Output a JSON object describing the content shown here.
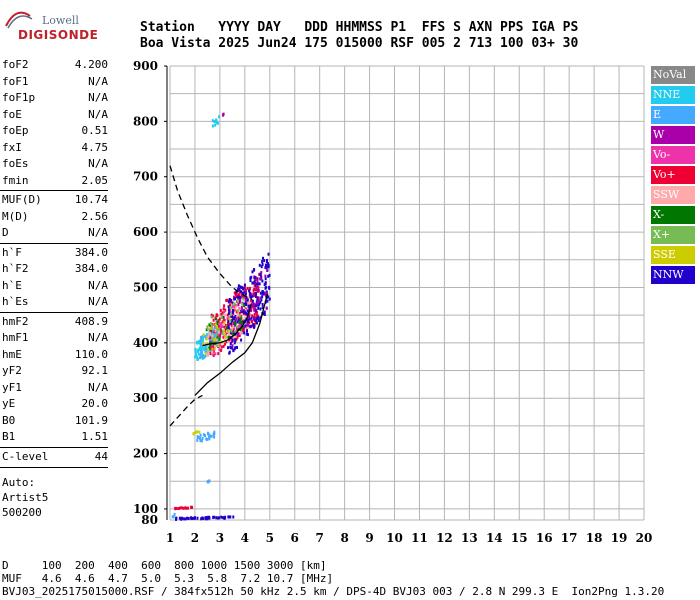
{
  "logo": {
    "top": "Lowell",
    "bottom": "DIGISONDE"
  },
  "header": {
    "line1": "Station   YYYY DAY   DDD HHMMSS P1  FFS S AXN PPS IGA PS",
    "line2": "Boa Vista 2025 Jun24 175 015000 RSF 005 2 713 100 03+ 30"
  },
  "params": [
    {
      "label": "foF2",
      "value": "4.200"
    },
    {
      "label": "foF1",
      "value": "N/A"
    },
    {
      "label": "foF1p",
      "value": "N/A"
    },
    {
      "label": "foE",
      "value": "N/A"
    },
    {
      "label": "foEp",
      "value": "0.51"
    },
    {
      "label": "fxI",
      "value": "4.75"
    },
    {
      "label": "foEs",
      "value": "N/A"
    },
    {
      "label": "fmin",
      "value": "2.05"
    },
    {
      "label": "MUF(D)",
      "value": "10.74"
    },
    {
      "label": "M(D)",
      "value": "2.56"
    },
    {
      "label": "D",
      "value": "N/A"
    },
    {
      "label": "h`F",
      "value": "384.0"
    },
    {
      "label": "h`F2",
      "value": "384.0"
    },
    {
      "label": "h`E",
      "value": "N/A"
    },
    {
      "label": "h`Es",
      "value": "N/A"
    },
    {
      "label": "hmF2",
      "value": "408.9"
    },
    {
      "label": "hmF1",
      "value": "N/A"
    },
    {
      "label": "hmE",
      "value": "110.0"
    },
    {
      "label": "yF2",
      "value": "92.1"
    },
    {
      "label": "yF1",
      "value": "N/A"
    },
    {
      "label": "yE",
      "value": "20.0"
    },
    {
      "label": "B0",
      "value": "101.9"
    },
    {
      "label": "B1",
      "value": "1.51"
    },
    {
      "label": "C-level",
      "value": "44"
    }
  ],
  "auto": {
    "line1": "Auto:",
    "line2": "Artist5",
    "line3": "500200"
  },
  "legend": [
    {
      "label": "NoVal",
      "color": "#888888"
    },
    {
      "label": "NNE",
      "color": "#22ccee"
    },
    {
      "label": "E",
      "color": "#44aaff"
    },
    {
      "label": "W",
      "color": "#aa00aa"
    },
    {
      "label": "Vo-",
      "color": "#ee33aa"
    },
    {
      "label": "Vo+",
      "color": "#ee0033"
    },
    {
      "label": "SSW",
      "color": "#ffaaaa"
    },
    {
      "label": "X-",
      "color": "#007700"
    },
    {
      "label": "X+",
      "color": "#77bb55"
    },
    {
      "label": "SSE",
      "color": "#cccc00"
    },
    {
      "label": "NNW",
      "color": "#2200cc"
    }
  ],
  "footer": {
    "line1": "D     100  200  400  600  800 1000 1500 3000 [km]",
    "line2": "MUF   4.6  4.6  4.7  5.0  5.3  5.8  7.2 10.7 [MHz]",
    "line3": "BVJ03_2025175015000.RSF / 384fx512h 50 kHz 2.5 km / DPS-4D BVJ03 003 / 2.8 N 299.3 E  Ion2Png 1.3.20"
  },
  "chart_data": {
    "type": "scatter",
    "xlim": [
      1,
      20
    ],
    "ylim": [
      80,
      900
    ],
    "xticks": [
      1,
      2,
      3,
      4,
      5,
      6,
      7,
      8,
      9,
      10,
      11,
      12,
      13,
      14,
      15,
      16,
      17,
      18,
      19,
      20
    ],
    "yticks": [
      100,
      200,
      300,
      400,
      500,
      600,
      700,
      800,
      900
    ],
    "profile_solid": [
      [
        2.3,
        395
      ],
      [
        2.6,
        398
      ],
      [
        3.0,
        400
      ],
      [
        3.3,
        405
      ],
      [
        3.6,
        415
      ],
      [
        3.9,
        430
      ],
      [
        4.1,
        445
      ],
      [
        4.2,
        460
      ],
      [
        4.25,
        470
      ]
    ],
    "profile_lower": [
      [
        2.0,
        305
      ],
      [
        2.5,
        328
      ],
      [
        3.0,
        345
      ],
      [
        3.5,
        365
      ],
      [
        4.0,
        382
      ],
      [
        4.3,
        400
      ],
      [
        4.6,
        435
      ],
      [
        4.8,
        470
      ],
      [
        4.9,
        488
      ]
    ],
    "profile_dashed_upper": [
      [
        1.0,
        720
      ],
      [
        1.3,
        675
      ],
      [
        1.7,
        630
      ],
      [
        2.1,
        590
      ],
      [
        2.5,
        555
      ],
      [
        3.0,
        525
      ],
      [
        3.5,
        500
      ],
      [
        4.0,
        485
      ],
      [
        4.3,
        478
      ]
    ],
    "profile_dashed_lower": [
      [
        1.0,
        250
      ],
      [
        1.3,
        265
      ],
      [
        1.7,
        285
      ],
      [
        2.0,
        298
      ],
      [
        2.3,
        305
      ]
    ],
    "clusters": [
      {
        "series": "NNE",
        "x": [
          2.0,
          3.0
        ],
        "y": [
          365,
          430
        ],
        "n": 130
      },
      {
        "series": "E",
        "x": [
          2.2,
          3.2
        ],
        "y": [
          370,
          440
        ],
        "n": 50
      },
      {
        "series": "Vo+",
        "x": [
          2.6,
          4.6
        ],
        "y": [
          375,
          520
        ],
        "n": 200
      },
      {
        "series": "Vo-",
        "x": [
          2.7,
          4.3
        ],
        "y": [
          380,
          500
        ],
        "n": 50
      },
      {
        "series": "SSW",
        "x": [
          2.5,
          4.2
        ],
        "y": [
          380,
          480
        ],
        "n": 60
      },
      {
        "series": "NNW",
        "x": [
          3.3,
          5.0
        ],
        "y": [
          380,
          560
        ],
        "n": 220
      },
      {
        "series": "W",
        "x": [
          3.5,
          4.9
        ],
        "y": [
          400,
          540
        ],
        "n": 50
      },
      {
        "series": "X-",
        "x": [
          2.4,
          4.0
        ],
        "y": [
          390,
          470
        ],
        "n": 30
      },
      {
        "series": "X+",
        "x": [
          2.4,
          4.0
        ],
        "y": [
          390,
          480
        ],
        "n": 30
      },
      {
        "series": "SSE",
        "x": [
          2.3,
          3.5
        ],
        "y": [
          380,
          450
        ],
        "n": 20
      },
      {
        "series": "E",
        "x": [
          2.0,
          2.8
        ],
        "y": [
          220,
          240
        ],
        "n": 25
      },
      {
        "series": "SSE",
        "x": [
          1.8,
          2.2
        ],
        "y": [
          235,
          240
        ],
        "n": 5
      },
      {
        "series": "NNE",
        "x": [
          2.7,
          3.0
        ],
        "y": [
          790,
          810
        ],
        "n": 10
      },
      {
        "series": "W",
        "x": [
          3.1,
          3.2
        ],
        "y": [
          808,
          815
        ],
        "n": 3
      },
      {
        "series": "E",
        "x": [
          2.5,
          2.6
        ],
        "y": [
          148,
          152
        ],
        "n": 4
      },
      {
        "series": "Vo+",
        "x": [
          1.2,
          1.9
        ],
        "y": [
          100,
          103
        ],
        "n": 15
      },
      {
        "series": "NNW",
        "x": [
          1.2,
          3.6
        ],
        "y": [
          81,
          86
        ],
        "n": 45
      },
      {
        "series": "E",
        "x": [
          1.1,
          1.2
        ],
        "y": [
          82,
          92
        ],
        "n": 3
      }
    ]
  }
}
········
Reproduce the material above in full, exactly, with no images.

Output a JSON object describing the content shown here.
{
  "logo": {
    "top": "Lowell",
    "bottom": "DIGISONDE"
  },
  "header": {
    "line1": "Station   YYYY DAY   DDD HHMMSS P1  FFS S AXN PPS IGA PS",
    "line2": "Boa Vista 2025 Jun24 175 015000 RSF 005 2 713 100 03+ 30"
  },
  "params": [
    {
      "label": "foF2",
      "value": "4.200"
    },
    {
      "label": "foF1",
      "value": "N/A"
    },
    {
      "label": "foF1p",
      "value": "N/A"
    },
    {
      "label": "foE",
      "value": "N/A"
    },
    {
      "label": "foEp",
      "value": "0.51"
    },
    {
      "label": "fxI",
      "value": "4.75"
    },
    {
      "label": "foEs",
      "value": "N/A"
    },
    {
      "label": "fmin",
      "value": "2.05"
    },
    {
      "label": "MUF(D)",
      "value": "10.74"
    },
    {
      "label": "M(D)",
      "value": "2.56"
    },
    {
      "label": "D",
      "value": "N/A"
    },
    {
      "label": "h`F",
      "value": "384.0"
    },
    {
      "label": "h`F2",
      "value": "384.0"
    },
    {
      "label": "h`E",
      "value": "N/A"
    },
    {
      "label": "h`Es",
      "value": "N/A"
    },
    {
      "label": "hmF2",
      "value": "408.9"
    },
    {
      "label": "hmF1",
      "value": "N/A"
    },
    {
      "label": "hmE",
      "value": "110.0"
    },
    {
      "label": "yF2",
      "value": "92.1"
    },
    {
      "label": "yF1",
      "value": "N/A"
    },
    {
      "label": "yE",
      "value": "20.0"
    },
    {
      "label": "B0",
      "value": "101.9"
    },
    {
      "label": "B1",
      "value": "1.51"
    },
    {
      "label": "C-level",
      "value": "44"
    }
  ],
  "auto": {
    "line1": "Auto:",
    "line2": "Artist5",
    "line3": "500200"
  },
  "legend": [
    {
      "label": "NoVal",
      "color": "#888888"
    },
    {
      "label": "NNE",
      "color": "#22ccee"
    },
    {
      "label": "E",
      "color": "#44aaff"
    },
    {
      "label": "W",
      "color": "#aa00aa"
    },
    {
      "label": "Vo-",
      "color": "#ee33aa"
    },
    {
      "label": "Vo+",
      "color": "#ee0033"
    },
    {
      "label": "SSW",
      "color": "#ffaaaa"
    },
    {
      "label": "X-",
      "color": "#007700"
    },
    {
      "label": "X+",
      "color": "#77bb55"
    },
    {
      "label": "SSE",
      "color": "#cccc00"
    },
    {
      "label": "NNW",
      "color": "#2200cc"
    }
  ],
  "footer": {
    "line1": "D     100  200  400  600  800 1000 1500 3000 [km]",
    "line2": "MUF   4.6  4.6  4.7  5.0  5.3  5.8  7.2 10.7 [MHz]",
    "line3": "BVJ03_2025175015000.RSF / 384fx512h 50 kHz 2.5 km / DPS-4D BVJ03 003 / 2.8 N 299.3 E  Ion2Png 1.3.20"
  },
  "chart_data": {
    "type": "scatter",
    "xlim": [
      1,
      20
    ],
    "ylim": [
      80,
      900
    ],
    "xticks": [
      1,
      2,
      3,
      4,
      5,
      6,
      7,
      8,
      9,
      10,
      11,
      12,
      13,
      14,
      15,
      16,
      17,
      18,
      19,
      20
    ],
    "yticks": [
      100,
      200,
      300,
      400,
      500,
      600,
      700,
      800,
      900
    ],
    "profile_solid": [
      [
        2.3,
        395
      ],
      [
        2.6,
        398
      ],
      [
        3.0,
        400
      ],
      [
        3.3,
        405
      ],
      [
        3.6,
        415
      ],
      [
        3.9,
        430
      ],
      [
        4.1,
        445
      ],
      [
        4.2,
        460
      ],
      [
        4.25,
        470
      ]
    ],
    "profile_lower": [
      [
        2.0,
        305
      ],
      [
        2.5,
        328
      ],
      [
        3.0,
        345
      ],
      [
        3.5,
        365
      ],
      [
        4.0,
        382
      ],
      [
        4.3,
        400
      ],
      [
        4.6,
        435
      ],
      [
        4.8,
        470
      ],
      [
        4.9,
        488
      ]
    ],
    "profile_dashed_upper": [
      [
        1.0,
        720
      ],
      [
        1.3,
        675
      ],
      [
        1.7,
        630
      ],
      [
        2.1,
        590
      ],
      [
        2.5,
        555
      ],
      [
        3.0,
        525
      ],
      [
        3.5,
        500
      ],
      [
        4.0,
        485
      ],
      [
        4.3,
        478
      ]
    ],
    "profile_dashed_lower": [
      [
        1.0,
        250
      ],
      [
        1.3,
        265
      ],
      [
        1.7,
        285
      ],
      [
        2.0,
        298
      ],
      [
        2.3,
        305
      ]
    ],
    "clusters": [
      {
        "series": "NNE",
        "x": [
          2.0,
          3.0
        ],
        "y": [
          365,
          430
        ],
        "n": 130
      },
      {
        "series": "E",
        "x": [
          2.2,
          3.2
        ],
        "y": [
          370,
          440
        ],
        "n": 50
      },
      {
        "series": "Vo+",
        "x": [
          2.6,
          4.6
        ],
        "y": [
          375,
          520
        ],
        "n": 200
      },
      {
        "series": "Vo-",
        "x": [
          2.7,
          4.3
        ],
        "y": [
          380,
          500
        ],
        "n": 50
      },
      {
        "series": "SSW",
        "x": [
          2.5,
          4.2
        ],
        "y": [
          380,
          480
        ],
        "n": 60
      },
      {
        "series": "NNW",
        "x": [
          3.3,
          5.0
        ],
        "y": [
          380,
          560
        ],
        "n": 220
      },
      {
        "series": "W",
        "x": [
          3.5,
          4.9
        ],
        "y": [
          400,
          540
        ],
        "n": 50
      },
      {
        "series": "X-",
        "x": [
          2.4,
          4.0
        ],
        "y": [
          390,
          470
        ],
        "n": 30
      },
      {
        "series": "X+",
        "x": [
          2.4,
          4.0
        ],
        "y": [
          390,
          480
        ],
        "n": 30
      },
      {
        "series": "SSE",
        "x": [
          2.3,
          3.5
        ],
        "y": [
          380,
          450
        ],
        "n": 20
      },
      {
        "series": "E",
        "x": [
          2.0,
          2.8
        ],
        "y": [
          220,
          240
        ],
        "n": 25
      },
      {
        "series": "SSE",
        "x": [
          1.8,
          2.2
        ],
        "y": [
          235,
          240
        ],
        "n": 5
      },
      {
        "series": "NNE",
        "x": [
          2.7,
          3.0
        ],
        "y": [
          790,
          810
        ],
        "n": 10
      },
      {
        "series": "W",
        "x": [
          3.1,
          3.2
        ],
        "y": [
          808,
          815
        ],
        "n": 3
      },
      {
        "series": "E",
        "x": [
          2.5,
          2.6
        ],
        "y": [
          148,
          152
        ],
        "n": 4
      },
      {
        "series": "Vo+",
        "x": [
          1.2,
          1.9
        ],
        "y": [
          100,
          103
        ],
        "n": 15
      },
      {
        "series": "NNW",
        "x": [
          1.2,
          3.6
        ],
        "y": [
          81,
          86
        ],
        "n": 45
      },
      {
        "series": "E",
        "x": [
          1.1,
          1.2
        ],
        "y": [
          82,
          92
        ],
        "n": 3
      }
    ]
  }
}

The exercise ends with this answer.